-------- Extrait cité

Les intox d'Hollande face à Pujadas


HollandeAccord de compétitivité, TVA, croissance. L'intervention du Président a été émaillée hier de quelques approximations ou contre-vérités...
1) L'accord de compétitivité de Renault et le salaire de Carlos Ghosn

« Il y a un exemple qui nous a été donné, l'accord qui a été passé par Renault pour garder ses sites en France et faire qu'il y ait plus d'emplois en France. Qu'est-ce qu'on a demandé au président de Renault ? De diminuer sa rémunération, c'est le même esprit »
Le gouvernement a décidé d'ériger en modèle l'accord signé entre la direction du constructeur français et ses syndicats... La rubrique Désintox s'était déjà penchée sur la mauvaise foi d'Arnaud Montebourg dans sa manière d'enjoliver cet accord, signé mi-mars. Hier, François Hollande a de nouveau mis quelques guirlandes superlflues à propos du contenu du pacte. «Il y a un exemple qui nous a été donné, l'accord qui a été passé par Renault pour garder ses sites en France et faire qu'il y ait plus d'emplois en France. Qu'est-ce qu'on a demandé au président de Renault ? De diminuer sa rémunération, c'est le même esprit.» En une phrase, deux intox se sont cachées.
Primo, si l'accord de compétitivité prévoit effectivement en échange de sacrifices des salariés (augmentation du temps de travail, austérité salariale et mutations forcées) le maintien des sites français et une hausse de la production des véhicules au losange sur le territoire, les salariés de Renault ont dû s'étrangler en entendant le Président affirmer qu'il prévoyait davantage d'emplois... puisqu'il se base au contraire sur la suppression de 7 500 postes.
L'autre intox d'Hollande concerne le salaire de Carlos Ghosn. François Hollande y voit un exemple de l'esprit de la nouvelle mouture de la taxe à  75% détaillée hier, consistant à faire payer à l'entreprise une contribution sur les salaires supérieurs à un million d'euros. C'est en fait un assez mauvais exemple.

----------------
-------- Lignes fournies

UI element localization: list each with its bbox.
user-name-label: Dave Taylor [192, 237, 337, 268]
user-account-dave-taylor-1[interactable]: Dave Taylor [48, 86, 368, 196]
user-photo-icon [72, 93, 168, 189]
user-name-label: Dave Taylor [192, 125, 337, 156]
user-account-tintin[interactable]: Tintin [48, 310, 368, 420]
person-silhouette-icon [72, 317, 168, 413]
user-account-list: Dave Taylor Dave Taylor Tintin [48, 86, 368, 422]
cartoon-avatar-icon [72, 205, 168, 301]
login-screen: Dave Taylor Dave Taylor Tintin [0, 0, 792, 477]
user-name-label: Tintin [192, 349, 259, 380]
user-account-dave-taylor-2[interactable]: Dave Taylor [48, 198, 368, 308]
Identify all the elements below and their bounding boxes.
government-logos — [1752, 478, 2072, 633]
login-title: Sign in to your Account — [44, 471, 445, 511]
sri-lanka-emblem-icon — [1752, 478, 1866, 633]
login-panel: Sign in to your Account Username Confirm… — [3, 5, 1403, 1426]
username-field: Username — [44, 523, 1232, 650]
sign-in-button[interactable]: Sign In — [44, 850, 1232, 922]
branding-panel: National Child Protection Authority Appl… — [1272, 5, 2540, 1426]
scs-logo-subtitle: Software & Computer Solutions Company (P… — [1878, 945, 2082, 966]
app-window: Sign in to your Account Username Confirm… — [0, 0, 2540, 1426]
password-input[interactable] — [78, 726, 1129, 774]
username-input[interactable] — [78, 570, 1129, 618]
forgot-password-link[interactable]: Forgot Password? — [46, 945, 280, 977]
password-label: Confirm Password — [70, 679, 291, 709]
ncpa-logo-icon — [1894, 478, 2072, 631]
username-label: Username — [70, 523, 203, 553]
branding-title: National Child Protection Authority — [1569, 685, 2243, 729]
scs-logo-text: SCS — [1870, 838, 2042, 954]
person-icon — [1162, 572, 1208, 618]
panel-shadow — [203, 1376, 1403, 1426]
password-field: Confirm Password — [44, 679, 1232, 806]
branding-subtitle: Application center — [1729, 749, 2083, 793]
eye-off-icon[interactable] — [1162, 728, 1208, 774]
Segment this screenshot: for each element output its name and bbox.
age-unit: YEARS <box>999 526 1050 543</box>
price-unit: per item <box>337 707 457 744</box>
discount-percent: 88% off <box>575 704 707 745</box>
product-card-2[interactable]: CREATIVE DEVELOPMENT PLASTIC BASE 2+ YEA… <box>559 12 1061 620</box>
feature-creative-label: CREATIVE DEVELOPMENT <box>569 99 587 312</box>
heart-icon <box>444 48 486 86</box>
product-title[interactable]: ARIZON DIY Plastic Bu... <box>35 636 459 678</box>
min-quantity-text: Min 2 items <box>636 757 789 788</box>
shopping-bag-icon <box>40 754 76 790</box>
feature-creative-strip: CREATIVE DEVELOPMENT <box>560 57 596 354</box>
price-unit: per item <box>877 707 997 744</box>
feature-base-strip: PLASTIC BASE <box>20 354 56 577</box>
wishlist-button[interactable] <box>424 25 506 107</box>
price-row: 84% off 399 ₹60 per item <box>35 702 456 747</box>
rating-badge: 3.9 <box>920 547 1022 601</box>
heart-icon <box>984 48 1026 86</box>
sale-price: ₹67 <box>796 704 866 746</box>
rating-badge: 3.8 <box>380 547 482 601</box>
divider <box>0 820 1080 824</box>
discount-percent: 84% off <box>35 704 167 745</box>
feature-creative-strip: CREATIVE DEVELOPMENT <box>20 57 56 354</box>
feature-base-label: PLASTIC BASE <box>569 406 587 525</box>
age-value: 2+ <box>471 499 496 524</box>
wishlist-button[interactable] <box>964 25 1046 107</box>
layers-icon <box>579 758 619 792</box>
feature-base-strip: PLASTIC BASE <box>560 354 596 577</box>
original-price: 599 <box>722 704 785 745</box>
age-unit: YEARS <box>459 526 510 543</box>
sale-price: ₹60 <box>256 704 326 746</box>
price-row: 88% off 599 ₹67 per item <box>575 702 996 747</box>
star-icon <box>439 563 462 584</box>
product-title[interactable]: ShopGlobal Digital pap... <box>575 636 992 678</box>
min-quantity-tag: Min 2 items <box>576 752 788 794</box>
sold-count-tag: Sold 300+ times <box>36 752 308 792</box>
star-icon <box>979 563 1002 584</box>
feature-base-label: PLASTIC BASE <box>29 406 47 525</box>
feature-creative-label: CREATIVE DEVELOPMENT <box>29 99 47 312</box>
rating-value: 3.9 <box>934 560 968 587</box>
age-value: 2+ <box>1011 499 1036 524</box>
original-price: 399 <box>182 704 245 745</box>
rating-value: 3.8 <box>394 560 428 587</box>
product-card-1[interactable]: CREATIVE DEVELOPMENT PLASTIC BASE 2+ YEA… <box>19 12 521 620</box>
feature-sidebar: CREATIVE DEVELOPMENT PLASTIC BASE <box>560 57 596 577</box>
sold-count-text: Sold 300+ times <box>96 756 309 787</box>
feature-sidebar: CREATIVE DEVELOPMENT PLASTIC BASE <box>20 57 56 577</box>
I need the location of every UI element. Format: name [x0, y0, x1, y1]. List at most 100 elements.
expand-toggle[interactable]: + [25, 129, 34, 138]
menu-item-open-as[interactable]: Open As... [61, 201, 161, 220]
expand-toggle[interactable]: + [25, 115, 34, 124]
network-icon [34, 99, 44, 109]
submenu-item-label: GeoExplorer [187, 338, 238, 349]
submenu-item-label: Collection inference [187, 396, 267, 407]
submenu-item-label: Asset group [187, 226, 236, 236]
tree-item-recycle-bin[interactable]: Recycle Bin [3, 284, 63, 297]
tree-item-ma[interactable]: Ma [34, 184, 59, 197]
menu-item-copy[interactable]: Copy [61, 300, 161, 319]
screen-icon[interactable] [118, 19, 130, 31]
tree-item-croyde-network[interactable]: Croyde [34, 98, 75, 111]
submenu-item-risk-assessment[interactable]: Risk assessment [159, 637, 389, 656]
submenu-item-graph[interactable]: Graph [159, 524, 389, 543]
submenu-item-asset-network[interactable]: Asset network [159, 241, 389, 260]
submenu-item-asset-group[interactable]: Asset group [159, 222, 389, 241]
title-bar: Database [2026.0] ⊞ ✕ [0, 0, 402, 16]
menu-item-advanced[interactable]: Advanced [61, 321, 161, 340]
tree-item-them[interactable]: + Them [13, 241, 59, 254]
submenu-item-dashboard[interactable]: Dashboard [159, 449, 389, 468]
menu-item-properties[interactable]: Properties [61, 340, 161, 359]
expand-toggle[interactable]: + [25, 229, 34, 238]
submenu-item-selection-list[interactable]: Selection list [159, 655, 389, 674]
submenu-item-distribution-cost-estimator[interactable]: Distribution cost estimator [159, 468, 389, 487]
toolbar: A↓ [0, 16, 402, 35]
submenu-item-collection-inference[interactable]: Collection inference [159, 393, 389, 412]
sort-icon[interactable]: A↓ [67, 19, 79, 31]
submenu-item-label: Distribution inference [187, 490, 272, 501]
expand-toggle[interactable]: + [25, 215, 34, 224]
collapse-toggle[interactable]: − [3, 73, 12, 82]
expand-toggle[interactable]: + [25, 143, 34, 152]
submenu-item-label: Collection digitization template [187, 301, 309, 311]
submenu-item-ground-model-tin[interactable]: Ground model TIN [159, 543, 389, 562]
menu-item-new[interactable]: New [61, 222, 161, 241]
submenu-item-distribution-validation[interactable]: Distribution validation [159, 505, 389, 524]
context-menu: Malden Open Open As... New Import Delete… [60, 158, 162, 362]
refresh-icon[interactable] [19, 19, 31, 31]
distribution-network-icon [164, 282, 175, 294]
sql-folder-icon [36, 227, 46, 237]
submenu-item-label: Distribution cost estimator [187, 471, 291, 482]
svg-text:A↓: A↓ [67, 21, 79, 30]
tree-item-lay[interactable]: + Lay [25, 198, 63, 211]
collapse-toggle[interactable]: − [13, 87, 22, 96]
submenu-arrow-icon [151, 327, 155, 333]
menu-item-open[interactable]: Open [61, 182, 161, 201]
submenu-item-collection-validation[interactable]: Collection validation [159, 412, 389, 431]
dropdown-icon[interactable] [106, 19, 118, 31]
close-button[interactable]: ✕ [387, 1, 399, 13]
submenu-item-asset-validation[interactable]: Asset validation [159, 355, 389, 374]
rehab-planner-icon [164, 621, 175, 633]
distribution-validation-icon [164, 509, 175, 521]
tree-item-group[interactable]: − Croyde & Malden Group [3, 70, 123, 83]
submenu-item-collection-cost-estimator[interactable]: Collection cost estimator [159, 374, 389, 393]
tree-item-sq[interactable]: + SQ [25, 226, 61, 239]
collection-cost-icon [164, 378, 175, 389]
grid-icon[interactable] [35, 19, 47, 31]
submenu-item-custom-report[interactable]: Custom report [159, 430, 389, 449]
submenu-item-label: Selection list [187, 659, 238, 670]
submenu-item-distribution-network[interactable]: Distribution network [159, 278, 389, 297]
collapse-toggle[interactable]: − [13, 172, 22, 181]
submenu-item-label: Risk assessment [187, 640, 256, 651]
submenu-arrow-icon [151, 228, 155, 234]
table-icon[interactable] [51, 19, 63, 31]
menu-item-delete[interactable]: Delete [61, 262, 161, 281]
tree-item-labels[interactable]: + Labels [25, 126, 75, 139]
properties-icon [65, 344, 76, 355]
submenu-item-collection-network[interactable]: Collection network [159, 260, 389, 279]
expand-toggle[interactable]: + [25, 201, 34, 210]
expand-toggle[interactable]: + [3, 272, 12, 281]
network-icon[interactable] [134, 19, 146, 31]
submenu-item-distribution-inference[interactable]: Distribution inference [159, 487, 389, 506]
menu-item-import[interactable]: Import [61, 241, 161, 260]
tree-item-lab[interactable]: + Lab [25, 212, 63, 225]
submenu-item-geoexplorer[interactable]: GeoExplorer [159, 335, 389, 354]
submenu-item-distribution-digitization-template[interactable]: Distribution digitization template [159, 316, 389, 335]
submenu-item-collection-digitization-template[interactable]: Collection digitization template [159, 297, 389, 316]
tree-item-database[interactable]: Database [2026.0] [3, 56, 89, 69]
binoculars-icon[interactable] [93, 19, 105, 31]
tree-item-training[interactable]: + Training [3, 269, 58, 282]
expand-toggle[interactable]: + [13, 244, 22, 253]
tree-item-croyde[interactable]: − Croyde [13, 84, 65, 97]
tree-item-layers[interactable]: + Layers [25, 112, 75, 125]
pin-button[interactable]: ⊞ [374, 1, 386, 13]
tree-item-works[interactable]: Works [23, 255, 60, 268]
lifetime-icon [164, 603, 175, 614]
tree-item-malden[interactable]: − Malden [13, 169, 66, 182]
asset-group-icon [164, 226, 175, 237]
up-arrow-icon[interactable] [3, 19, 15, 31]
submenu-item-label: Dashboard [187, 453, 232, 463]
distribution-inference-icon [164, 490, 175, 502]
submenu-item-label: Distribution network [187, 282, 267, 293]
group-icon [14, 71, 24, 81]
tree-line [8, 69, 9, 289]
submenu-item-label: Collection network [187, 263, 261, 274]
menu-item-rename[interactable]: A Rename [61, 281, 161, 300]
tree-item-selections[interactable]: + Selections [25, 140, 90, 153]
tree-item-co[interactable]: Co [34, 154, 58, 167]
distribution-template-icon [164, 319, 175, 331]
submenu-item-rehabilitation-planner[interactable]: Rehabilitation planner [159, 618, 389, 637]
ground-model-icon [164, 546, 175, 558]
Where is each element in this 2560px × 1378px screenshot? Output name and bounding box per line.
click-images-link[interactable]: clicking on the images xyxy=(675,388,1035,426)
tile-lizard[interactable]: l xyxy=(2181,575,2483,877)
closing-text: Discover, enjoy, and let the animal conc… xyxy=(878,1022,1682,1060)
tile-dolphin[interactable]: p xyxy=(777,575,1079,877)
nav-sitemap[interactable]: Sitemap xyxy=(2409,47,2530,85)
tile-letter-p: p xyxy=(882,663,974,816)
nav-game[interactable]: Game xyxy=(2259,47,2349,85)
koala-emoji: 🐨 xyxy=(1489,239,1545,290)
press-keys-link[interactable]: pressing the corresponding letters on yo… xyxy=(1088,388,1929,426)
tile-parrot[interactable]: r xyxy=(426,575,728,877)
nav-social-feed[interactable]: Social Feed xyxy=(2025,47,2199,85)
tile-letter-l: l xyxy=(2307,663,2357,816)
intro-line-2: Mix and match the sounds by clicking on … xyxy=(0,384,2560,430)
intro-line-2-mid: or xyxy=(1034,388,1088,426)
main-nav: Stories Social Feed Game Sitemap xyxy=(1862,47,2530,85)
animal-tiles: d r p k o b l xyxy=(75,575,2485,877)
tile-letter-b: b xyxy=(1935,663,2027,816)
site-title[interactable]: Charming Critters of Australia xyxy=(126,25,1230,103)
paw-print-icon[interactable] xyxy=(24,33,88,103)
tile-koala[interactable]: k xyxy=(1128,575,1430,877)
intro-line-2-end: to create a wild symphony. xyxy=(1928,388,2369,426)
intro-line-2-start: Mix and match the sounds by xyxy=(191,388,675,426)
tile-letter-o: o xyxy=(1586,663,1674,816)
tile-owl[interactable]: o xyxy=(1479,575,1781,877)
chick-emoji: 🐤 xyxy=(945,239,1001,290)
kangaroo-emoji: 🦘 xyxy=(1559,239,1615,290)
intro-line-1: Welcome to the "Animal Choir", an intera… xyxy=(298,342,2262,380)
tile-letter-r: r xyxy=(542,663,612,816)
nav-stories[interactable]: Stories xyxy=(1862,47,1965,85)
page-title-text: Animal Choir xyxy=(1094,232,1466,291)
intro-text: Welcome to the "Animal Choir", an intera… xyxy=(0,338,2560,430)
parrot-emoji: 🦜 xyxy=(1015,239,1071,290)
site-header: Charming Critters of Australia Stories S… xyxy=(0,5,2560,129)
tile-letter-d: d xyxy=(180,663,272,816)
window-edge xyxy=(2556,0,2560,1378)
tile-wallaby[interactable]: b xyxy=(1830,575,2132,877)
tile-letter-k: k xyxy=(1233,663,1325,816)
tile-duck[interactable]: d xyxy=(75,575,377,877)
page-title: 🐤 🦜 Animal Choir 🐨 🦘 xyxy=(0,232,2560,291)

----------------

_Défi_: Poursuivez l'extrait cité, consacré aux intox de François Hollande face à Pujadas, en repartant juste après sa dernière phrase.

_Résultat final_:
Dans le cadre de l'accord de compétitivité, Carlos Goshn a effectivement annoncé que la part variable de son salaire sera amputée de 30% pendant trois ans. Soit une baisse de 400 000 euros par an somme toute modique au regard des émoluments du patron le mieux payé de France (en 2011, il a touché 12,8 millions d’euros : 2,9 millions chez Renault et 9,9 millions comme PDG de Nissan).
Mais surtout, la baisse du variable n'implique pas un renoncement de Ghosn... puisque celui ci pourra récupérera la somme non perçue après trois ans, comme il l'a expliqué lui même cette semaine : «Je lierai 30% de cette rémunération variable au fait que Renault honore tous ses engagements dans l’accord».
Bref, Ghosn a seulement changé les conditions d'attribution de son salaire variable... sans modifier le montant de celui-ci.
Hollande aurait pu prendre modèle sur des patrons qui pour le coup ont réellement renoncé à leur bonus. C'est le cas par exemple à Air France (dont le patron Alexandre de Juniac a renoncé à 50% de son bonus) ou chez PSA (Philippe Varin ayant renoncé lui à la totalité de son bonus).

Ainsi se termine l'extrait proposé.